━━━━━ MATERIAL

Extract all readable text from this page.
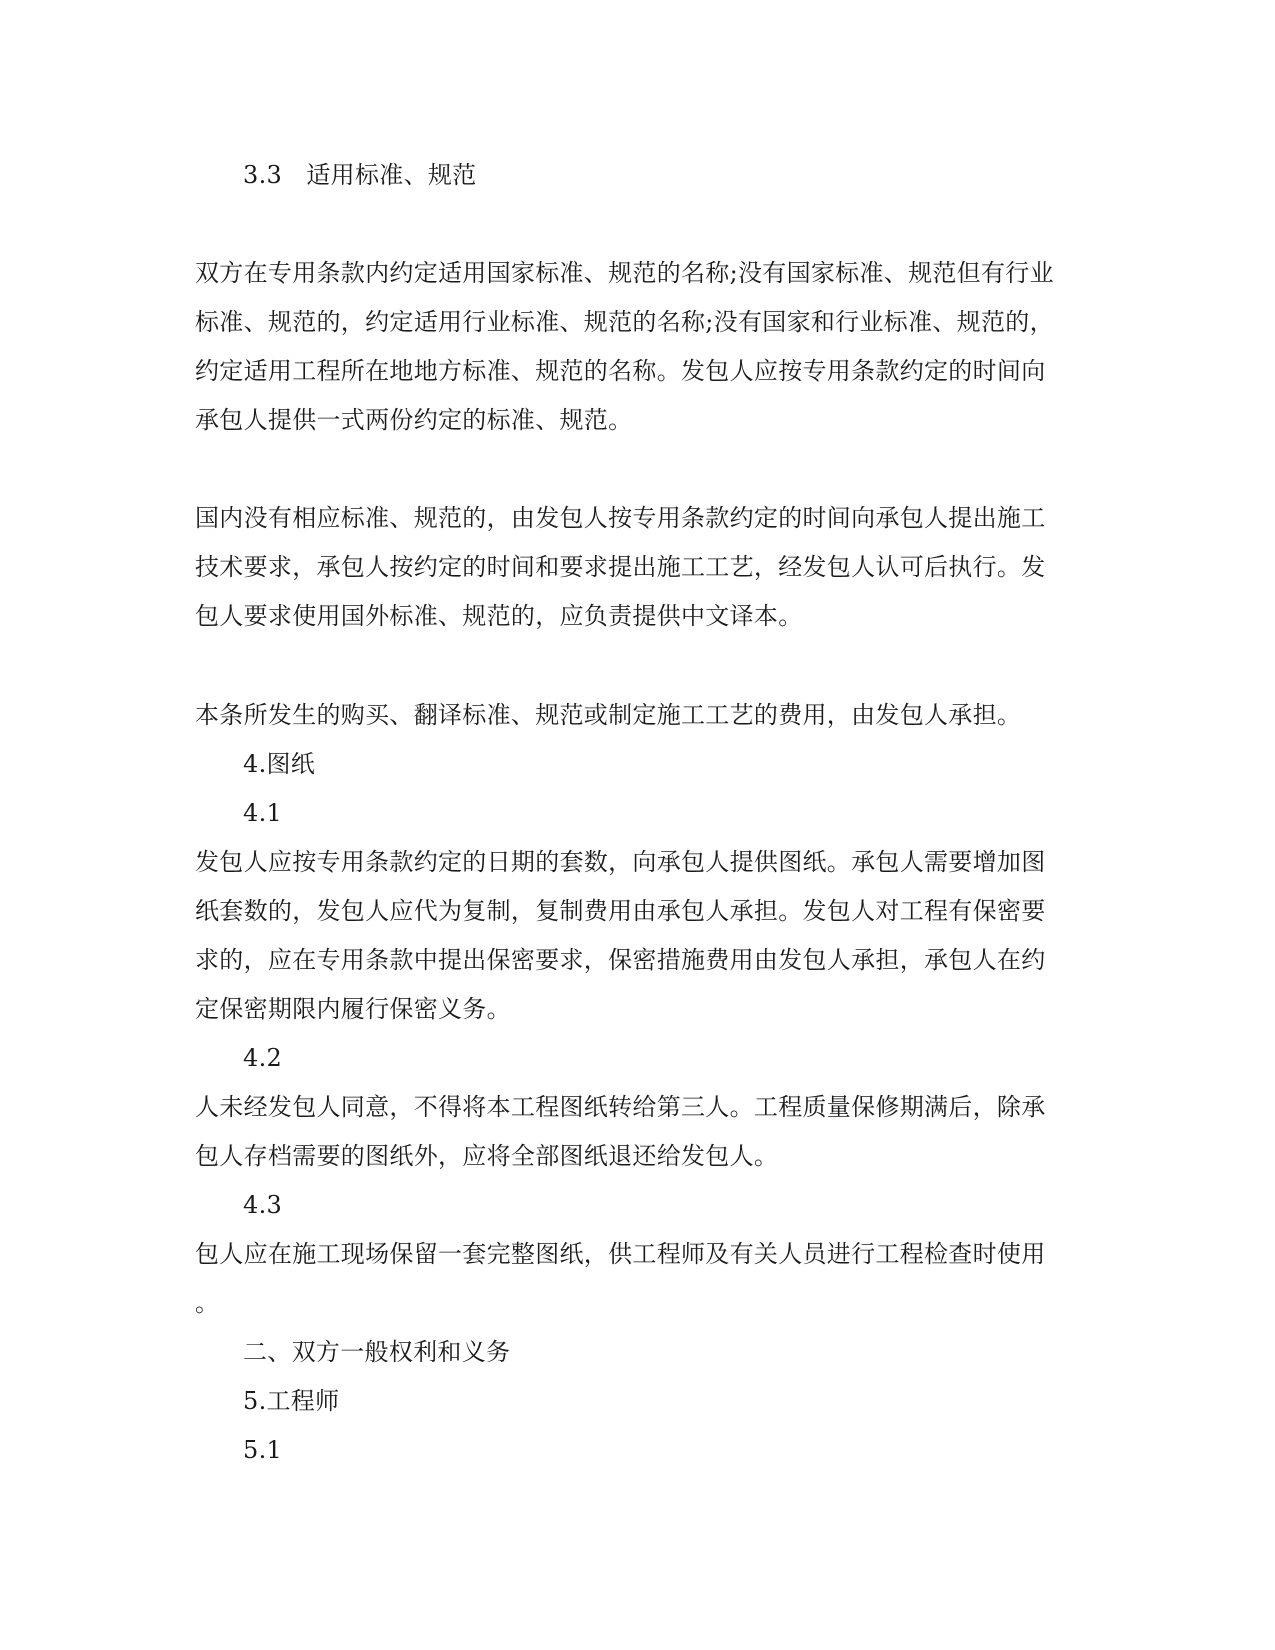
3.3　适用标准、规范
双方在专用条款内约定适用国家标准、规范的名称;没有国家标准、规范但有行业
标准、规范的，约定适用行业标准、规范的名称;没有国家和行业标准、规范的，
约定适用工程所在地地方标准、规范的名称。发包人应按专用条款约定的时间向
承包人提供一式两份约定的标准、规范。
国内没有相应标准、规范的，由发包人按专用条款约定的时间向承包人提出施工
技术要求，承包人按约定的时间和要求提出施工工艺，经发包人认可后执行。发
包人要求使用国外标准、规范的，应负责提供中文译本。
本条所发生的购买、翻译标准、规范或制定施工工艺的费用，由发包人承担。
4.图纸
4.1
发包人应按专用条款约定的日期的套数，向承包人提供图纸。承包人需要增加图
纸套数的，发包人应代为复制，复制费用由承包人承担。发包人对工程有保密要
求的，应在专用条款中提出保密要求，保密措施费用由发包人承担，承包人在约
定保密期限内履行保密义务。
4.2
人未经发包人同意，不得将本工程图纸转给第三人。工程质量保修期满后，除承
包人存档需要的图纸外，应将全部图纸退还给发包人。
4.3
包人应在施工现场保留一套完整图纸，供工程师及有关人员进行工程检查时使用
。
二、双方一般权利和义务
5.工程师
5.1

━━━━━━━━━━

▶ TASK PROMPT
Using the data above, print every line exactly, omitting pictures.

▶ RESULT
Extract all readable text from this page.
3.3　适用标准、规范
双方在专用条款内约定适用国家标准、规范的名称;没有国家标准、规范但有行业
标准、规范的，约定适用行业标准、规范的名称;没有国家和行业标准、规范的，
约定适用工程所在地地方标准、规范的名称。发包人应按专用条款约定的时间向
承包人提供一式两份约定的标准、规范。
国内没有相应标准、规范的，由发包人按专用条款约定的时间向承包人提出施工
技术要求，承包人按约定的时间和要求提出施工工艺，经发包人认可后执行。发
包人要求使用国外标准、规范的，应负责提供中文译本。
本条所发生的购买、翻译标准、规范或制定施工工艺的费用，由发包人承担。
4.图纸
4.1
发包人应按专用条款约定的日期的套数，向承包人提供图纸。承包人需要增加图
纸套数的，发包人应代为复制，复制费用由承包人承担。发包人对工程有保密要
求的，应在专用条款中提出保密要求，保密措施费用由发包人承担，承包人在约
定保密期限内履行保密义务。
4.2
人未经发包人同意，不得将本工程图纸转给第三人。工程质量保修期满后，除承
包人存档需要的图纸外，应将全部图纸退还给发包人。
4.3
包人应在施工现场保留一套完整图纸，供工程师及有关人员进行工程检查时使用
。
二、双方一般权利和义务
5.工程师
5.1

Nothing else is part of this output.